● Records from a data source
★ ★ ★ ★

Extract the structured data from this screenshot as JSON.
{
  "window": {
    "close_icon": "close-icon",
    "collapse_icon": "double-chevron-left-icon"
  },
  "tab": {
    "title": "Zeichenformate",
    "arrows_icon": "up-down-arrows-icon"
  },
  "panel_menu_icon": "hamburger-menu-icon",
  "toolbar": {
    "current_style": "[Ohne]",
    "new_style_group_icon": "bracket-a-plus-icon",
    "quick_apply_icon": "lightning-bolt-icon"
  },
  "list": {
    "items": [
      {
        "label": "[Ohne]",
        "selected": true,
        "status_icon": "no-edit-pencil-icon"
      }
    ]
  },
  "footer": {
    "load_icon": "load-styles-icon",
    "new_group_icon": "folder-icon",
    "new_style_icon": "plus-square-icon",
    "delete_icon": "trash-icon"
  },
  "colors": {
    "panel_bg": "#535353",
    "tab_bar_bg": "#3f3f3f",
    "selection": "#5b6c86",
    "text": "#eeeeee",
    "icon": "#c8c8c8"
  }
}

★ ★ ★ ★

● Task instructions
Look through the data above. Each line containing the word "plus" needs to be copied.

● Final answer
    "new_style_group_icon": "bracket-a-plus-icon",
    "new_style_icon": "plus-square-icon",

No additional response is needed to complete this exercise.